### Objective
Give the count of lines that include the string "data". Add nothing to it.

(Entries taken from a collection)
• • • • •

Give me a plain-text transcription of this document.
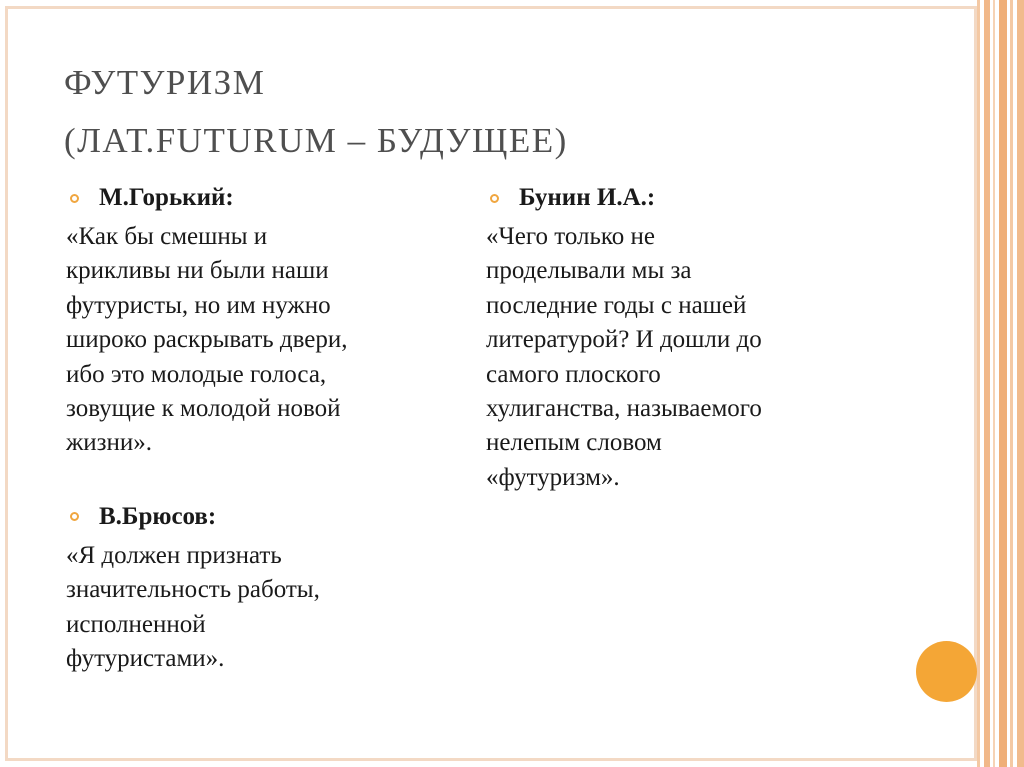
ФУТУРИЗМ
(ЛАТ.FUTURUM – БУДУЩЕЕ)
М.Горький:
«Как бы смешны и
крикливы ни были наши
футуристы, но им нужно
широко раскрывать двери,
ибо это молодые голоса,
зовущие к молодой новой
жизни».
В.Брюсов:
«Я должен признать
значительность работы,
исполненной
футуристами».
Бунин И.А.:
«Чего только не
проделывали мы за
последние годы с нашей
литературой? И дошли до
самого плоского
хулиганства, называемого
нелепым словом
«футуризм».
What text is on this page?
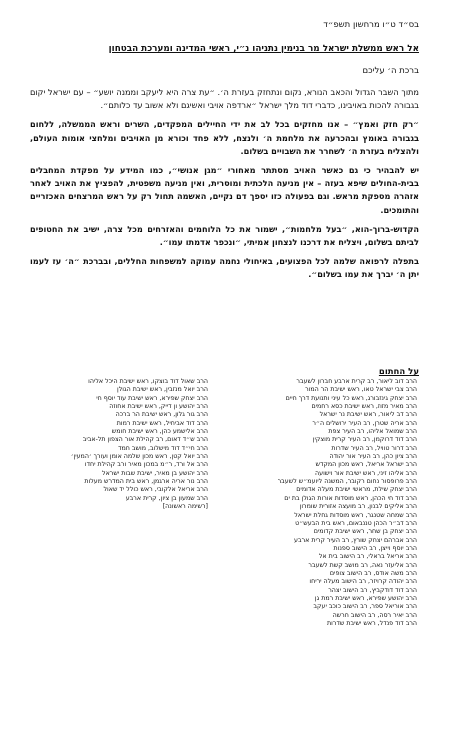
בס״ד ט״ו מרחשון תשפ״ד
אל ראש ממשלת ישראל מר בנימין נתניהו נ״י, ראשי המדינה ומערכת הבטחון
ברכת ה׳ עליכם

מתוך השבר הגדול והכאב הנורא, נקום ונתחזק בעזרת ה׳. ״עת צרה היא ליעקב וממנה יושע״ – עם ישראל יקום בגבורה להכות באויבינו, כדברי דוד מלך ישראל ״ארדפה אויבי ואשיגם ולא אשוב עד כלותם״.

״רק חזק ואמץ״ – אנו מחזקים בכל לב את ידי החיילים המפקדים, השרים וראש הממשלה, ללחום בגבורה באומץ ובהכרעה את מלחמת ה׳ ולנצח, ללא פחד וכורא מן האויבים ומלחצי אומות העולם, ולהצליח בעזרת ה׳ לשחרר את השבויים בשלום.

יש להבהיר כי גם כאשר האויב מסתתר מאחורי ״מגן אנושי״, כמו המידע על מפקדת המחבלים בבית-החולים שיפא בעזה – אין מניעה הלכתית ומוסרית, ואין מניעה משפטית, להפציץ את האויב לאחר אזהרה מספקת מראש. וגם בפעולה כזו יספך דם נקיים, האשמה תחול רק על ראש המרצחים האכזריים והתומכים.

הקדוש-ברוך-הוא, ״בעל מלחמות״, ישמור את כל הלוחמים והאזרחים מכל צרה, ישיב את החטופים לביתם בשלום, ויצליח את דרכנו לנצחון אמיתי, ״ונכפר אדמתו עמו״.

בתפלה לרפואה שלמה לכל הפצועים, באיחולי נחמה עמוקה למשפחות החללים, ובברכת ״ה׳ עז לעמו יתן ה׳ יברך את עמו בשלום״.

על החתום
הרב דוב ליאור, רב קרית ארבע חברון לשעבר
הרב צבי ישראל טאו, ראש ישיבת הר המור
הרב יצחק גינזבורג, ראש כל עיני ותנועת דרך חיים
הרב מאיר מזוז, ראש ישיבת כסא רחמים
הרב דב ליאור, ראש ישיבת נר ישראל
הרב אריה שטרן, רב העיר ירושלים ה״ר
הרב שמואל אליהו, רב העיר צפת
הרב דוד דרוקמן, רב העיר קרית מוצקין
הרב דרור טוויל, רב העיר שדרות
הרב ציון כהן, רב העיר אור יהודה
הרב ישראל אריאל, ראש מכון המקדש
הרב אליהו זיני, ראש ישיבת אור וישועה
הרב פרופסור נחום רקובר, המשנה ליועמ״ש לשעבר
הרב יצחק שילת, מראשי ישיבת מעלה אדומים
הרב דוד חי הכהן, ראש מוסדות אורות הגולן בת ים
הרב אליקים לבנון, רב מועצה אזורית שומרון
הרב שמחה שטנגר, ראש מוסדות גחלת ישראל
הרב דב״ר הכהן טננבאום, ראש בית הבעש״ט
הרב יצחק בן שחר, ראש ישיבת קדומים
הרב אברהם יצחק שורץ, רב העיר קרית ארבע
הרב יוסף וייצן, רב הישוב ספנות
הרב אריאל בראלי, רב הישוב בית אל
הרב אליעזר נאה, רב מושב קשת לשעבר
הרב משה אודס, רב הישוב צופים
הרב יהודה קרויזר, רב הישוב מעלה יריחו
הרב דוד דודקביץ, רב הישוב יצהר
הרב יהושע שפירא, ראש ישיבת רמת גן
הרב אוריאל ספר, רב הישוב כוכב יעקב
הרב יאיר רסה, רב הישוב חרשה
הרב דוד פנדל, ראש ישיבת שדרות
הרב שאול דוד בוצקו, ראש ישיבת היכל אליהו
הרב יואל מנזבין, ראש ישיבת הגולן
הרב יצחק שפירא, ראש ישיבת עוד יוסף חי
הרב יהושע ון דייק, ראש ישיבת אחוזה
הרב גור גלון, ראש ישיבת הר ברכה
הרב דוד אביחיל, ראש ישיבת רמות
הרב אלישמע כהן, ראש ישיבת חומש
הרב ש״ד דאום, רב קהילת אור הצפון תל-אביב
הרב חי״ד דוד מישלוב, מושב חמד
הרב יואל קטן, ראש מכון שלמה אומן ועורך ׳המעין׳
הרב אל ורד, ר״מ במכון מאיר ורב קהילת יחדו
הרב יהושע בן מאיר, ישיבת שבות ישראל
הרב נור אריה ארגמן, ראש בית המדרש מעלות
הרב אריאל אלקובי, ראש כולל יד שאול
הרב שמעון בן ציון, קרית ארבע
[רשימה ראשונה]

• • • • •

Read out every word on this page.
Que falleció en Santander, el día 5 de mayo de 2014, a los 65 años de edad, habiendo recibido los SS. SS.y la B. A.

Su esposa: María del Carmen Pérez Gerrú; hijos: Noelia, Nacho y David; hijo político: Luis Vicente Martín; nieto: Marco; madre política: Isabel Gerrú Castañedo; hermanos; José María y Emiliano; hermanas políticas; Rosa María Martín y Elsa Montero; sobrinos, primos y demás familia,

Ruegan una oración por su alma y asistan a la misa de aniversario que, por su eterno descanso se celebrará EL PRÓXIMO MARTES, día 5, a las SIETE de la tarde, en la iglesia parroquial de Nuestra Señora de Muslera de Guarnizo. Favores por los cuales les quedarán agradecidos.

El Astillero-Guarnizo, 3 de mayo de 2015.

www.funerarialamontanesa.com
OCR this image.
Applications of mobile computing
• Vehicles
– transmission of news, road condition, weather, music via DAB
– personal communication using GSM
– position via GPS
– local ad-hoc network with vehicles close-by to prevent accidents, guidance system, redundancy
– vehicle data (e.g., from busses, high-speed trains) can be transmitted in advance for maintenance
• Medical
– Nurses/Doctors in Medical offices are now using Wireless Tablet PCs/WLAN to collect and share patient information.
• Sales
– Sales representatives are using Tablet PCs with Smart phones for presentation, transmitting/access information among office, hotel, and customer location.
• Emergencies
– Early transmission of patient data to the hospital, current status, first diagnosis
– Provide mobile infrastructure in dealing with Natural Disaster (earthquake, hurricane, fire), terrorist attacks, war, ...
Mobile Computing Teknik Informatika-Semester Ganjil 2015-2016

• • • • •

### Answer
2